Gather all lines in the data that hold the string "ylabel".

** Start of Dataset **

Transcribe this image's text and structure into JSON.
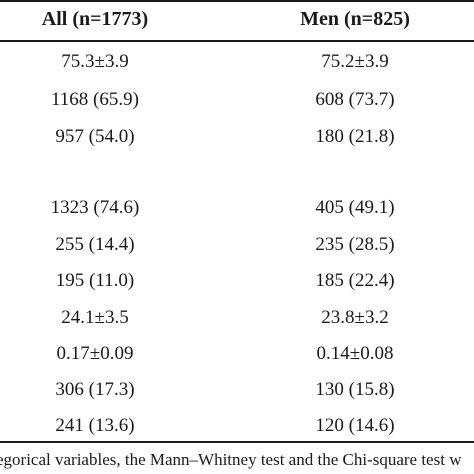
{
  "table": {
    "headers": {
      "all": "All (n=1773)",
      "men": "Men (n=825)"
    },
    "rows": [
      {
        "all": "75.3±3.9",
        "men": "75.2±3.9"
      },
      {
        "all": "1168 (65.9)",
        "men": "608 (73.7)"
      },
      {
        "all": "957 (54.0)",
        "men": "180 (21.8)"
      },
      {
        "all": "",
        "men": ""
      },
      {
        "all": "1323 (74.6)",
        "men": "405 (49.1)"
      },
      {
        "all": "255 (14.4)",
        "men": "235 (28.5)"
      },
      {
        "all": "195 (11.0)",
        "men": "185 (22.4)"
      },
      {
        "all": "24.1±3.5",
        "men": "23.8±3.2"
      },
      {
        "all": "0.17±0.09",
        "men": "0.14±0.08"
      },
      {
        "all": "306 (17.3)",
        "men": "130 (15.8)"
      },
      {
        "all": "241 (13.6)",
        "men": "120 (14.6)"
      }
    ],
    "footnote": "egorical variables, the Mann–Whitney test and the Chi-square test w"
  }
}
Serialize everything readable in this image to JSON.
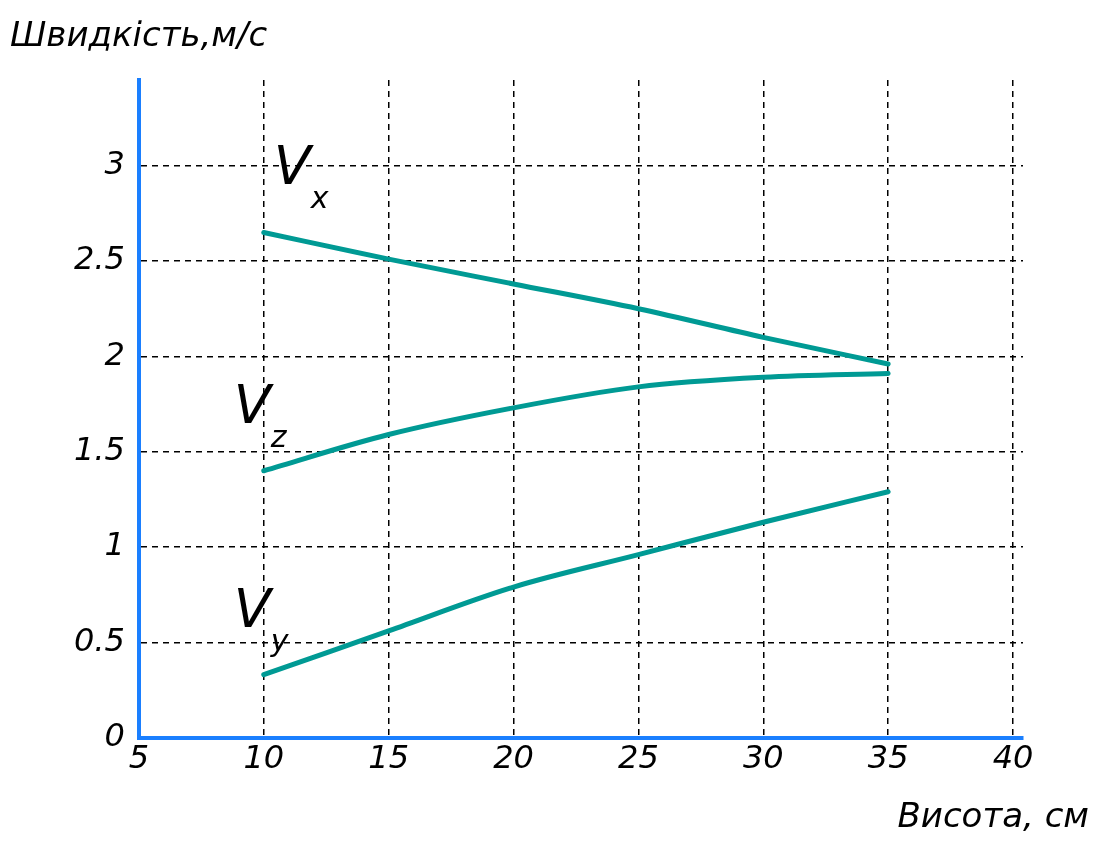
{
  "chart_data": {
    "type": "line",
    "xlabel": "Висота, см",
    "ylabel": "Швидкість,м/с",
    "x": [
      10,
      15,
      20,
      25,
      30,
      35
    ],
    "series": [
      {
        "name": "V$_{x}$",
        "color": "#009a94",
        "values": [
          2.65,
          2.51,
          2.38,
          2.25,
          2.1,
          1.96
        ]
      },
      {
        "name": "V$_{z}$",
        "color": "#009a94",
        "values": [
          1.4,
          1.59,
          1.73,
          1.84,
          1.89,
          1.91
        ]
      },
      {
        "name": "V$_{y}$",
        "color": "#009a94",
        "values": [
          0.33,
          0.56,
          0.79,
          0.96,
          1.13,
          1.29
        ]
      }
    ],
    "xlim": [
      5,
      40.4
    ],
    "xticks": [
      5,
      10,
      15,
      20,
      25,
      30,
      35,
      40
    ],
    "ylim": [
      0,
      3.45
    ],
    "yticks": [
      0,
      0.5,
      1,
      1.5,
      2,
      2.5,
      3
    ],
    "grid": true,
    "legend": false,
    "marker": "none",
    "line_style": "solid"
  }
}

** End of Dataset **
** Start of Dataset **

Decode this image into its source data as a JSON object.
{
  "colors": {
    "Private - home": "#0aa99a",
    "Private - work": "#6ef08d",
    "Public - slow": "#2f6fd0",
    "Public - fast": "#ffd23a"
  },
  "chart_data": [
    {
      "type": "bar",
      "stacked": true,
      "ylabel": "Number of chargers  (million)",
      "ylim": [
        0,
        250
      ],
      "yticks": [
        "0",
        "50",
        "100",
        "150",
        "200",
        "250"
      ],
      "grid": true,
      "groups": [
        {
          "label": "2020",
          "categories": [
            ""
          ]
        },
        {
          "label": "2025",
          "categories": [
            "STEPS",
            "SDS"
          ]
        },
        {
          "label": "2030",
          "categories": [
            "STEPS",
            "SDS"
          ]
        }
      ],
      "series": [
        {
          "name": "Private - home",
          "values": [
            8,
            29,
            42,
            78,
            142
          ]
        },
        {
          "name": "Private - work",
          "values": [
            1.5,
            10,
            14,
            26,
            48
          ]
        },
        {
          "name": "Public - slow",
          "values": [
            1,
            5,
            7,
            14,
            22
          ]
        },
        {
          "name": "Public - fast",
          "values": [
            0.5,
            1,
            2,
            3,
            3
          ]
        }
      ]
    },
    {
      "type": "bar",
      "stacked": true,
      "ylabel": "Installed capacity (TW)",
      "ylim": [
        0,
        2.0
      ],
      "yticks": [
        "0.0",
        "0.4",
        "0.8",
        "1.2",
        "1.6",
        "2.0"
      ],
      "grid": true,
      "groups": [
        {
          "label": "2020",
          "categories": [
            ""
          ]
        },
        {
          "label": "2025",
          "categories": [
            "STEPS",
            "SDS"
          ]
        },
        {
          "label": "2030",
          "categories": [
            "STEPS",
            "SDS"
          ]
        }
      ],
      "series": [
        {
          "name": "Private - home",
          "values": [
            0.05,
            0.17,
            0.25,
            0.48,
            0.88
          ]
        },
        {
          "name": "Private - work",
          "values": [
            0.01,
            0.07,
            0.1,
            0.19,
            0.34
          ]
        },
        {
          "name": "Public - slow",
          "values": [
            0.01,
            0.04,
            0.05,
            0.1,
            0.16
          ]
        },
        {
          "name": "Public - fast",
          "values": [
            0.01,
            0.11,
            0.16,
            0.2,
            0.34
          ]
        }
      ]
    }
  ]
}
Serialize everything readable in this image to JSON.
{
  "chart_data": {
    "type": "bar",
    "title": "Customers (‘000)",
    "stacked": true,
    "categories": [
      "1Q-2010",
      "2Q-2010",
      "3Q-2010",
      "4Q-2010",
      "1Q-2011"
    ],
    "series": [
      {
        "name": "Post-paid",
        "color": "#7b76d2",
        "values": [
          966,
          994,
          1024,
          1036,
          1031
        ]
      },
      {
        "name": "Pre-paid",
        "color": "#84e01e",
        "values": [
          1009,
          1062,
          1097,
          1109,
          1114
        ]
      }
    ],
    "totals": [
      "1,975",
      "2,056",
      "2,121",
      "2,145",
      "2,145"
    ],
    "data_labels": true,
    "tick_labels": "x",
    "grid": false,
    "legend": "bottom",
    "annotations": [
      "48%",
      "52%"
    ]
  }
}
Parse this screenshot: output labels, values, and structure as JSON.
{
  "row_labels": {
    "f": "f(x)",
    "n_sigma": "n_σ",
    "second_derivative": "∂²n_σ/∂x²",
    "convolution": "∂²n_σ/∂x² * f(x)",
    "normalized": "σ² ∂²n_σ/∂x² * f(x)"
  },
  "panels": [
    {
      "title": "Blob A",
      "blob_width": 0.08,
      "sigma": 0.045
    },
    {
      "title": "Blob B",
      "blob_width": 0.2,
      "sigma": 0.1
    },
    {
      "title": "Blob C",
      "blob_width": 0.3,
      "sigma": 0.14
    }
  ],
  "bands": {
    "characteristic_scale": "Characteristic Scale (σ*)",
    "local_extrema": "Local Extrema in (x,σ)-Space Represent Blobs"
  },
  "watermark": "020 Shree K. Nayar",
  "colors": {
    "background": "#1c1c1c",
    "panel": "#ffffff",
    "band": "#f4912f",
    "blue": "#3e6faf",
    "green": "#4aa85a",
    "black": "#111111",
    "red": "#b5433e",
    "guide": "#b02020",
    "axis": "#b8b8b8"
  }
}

** End of Dataset **
** Start of Dataset **

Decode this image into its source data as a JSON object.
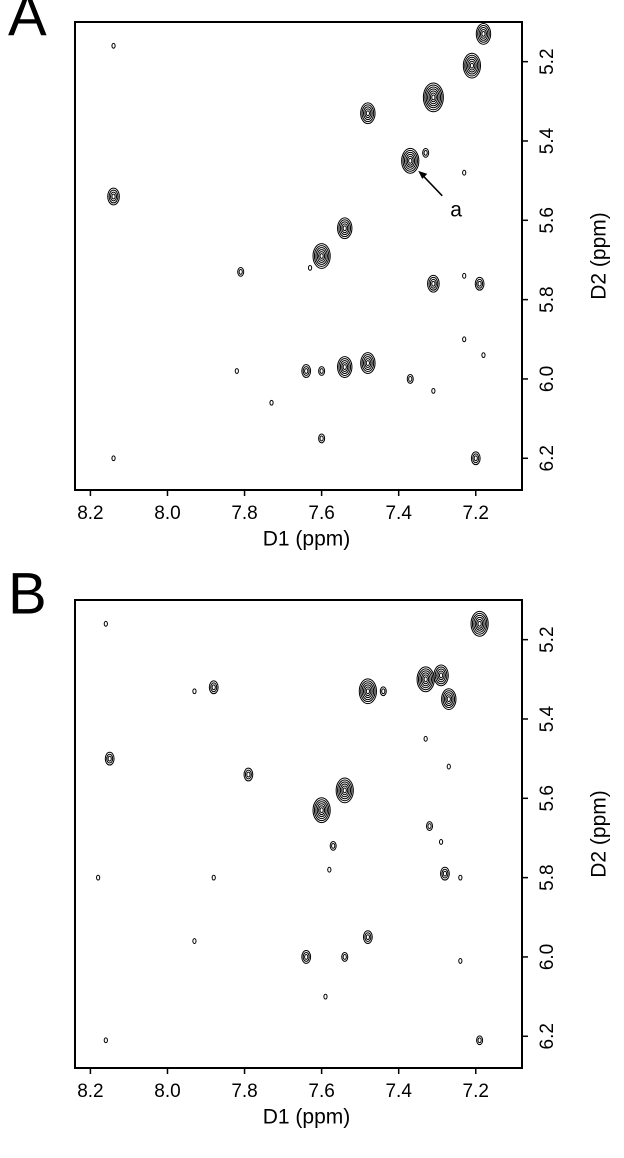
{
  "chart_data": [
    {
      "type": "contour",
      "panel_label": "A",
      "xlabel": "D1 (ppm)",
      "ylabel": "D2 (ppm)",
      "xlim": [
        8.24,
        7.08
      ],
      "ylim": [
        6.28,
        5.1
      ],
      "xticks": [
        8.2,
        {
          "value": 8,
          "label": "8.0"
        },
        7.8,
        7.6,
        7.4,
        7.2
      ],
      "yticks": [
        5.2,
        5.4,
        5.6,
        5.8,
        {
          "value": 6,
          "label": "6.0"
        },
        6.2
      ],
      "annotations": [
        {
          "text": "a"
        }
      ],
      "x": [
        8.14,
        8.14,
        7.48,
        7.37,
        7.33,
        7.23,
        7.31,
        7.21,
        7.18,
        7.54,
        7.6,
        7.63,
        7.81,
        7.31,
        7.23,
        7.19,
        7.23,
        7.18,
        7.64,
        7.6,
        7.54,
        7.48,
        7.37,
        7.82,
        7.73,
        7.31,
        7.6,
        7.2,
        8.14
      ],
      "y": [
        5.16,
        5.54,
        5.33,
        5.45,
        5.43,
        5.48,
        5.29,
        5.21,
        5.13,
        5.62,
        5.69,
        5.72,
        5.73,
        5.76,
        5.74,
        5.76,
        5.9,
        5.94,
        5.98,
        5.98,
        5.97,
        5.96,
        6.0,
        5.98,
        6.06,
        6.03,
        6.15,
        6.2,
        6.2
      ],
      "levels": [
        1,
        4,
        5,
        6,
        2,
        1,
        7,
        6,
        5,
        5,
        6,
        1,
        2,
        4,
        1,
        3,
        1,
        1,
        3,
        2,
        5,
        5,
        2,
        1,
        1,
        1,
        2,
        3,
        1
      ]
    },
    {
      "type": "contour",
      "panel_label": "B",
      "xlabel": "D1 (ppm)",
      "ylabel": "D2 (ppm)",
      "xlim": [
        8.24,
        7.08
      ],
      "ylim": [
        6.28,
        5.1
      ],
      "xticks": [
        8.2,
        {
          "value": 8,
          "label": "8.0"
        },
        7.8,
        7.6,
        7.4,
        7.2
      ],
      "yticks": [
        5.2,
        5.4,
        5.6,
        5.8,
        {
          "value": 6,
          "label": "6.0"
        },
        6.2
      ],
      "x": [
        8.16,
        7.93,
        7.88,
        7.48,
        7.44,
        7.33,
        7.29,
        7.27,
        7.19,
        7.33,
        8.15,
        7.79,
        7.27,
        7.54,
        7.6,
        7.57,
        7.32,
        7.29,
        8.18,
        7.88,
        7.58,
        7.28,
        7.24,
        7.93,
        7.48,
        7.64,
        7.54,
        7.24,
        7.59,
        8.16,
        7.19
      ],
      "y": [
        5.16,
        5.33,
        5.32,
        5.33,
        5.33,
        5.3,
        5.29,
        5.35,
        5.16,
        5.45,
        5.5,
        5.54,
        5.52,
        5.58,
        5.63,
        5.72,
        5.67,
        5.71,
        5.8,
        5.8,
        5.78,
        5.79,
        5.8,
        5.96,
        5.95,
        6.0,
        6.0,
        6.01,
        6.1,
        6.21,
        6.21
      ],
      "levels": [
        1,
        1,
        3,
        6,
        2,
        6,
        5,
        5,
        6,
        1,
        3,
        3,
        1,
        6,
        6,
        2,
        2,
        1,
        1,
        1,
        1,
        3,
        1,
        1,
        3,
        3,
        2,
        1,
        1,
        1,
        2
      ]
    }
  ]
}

** End of Dataset **

Correct answer
    "ylabel": "Швидкість,м/с",
      "ylabel": "Number of chargers  (million)",
      "ylabel": "Installed capacity (TW)",
      "ylabel": "D2 (ppm)",
      "ylabel": "D2 (ppm)",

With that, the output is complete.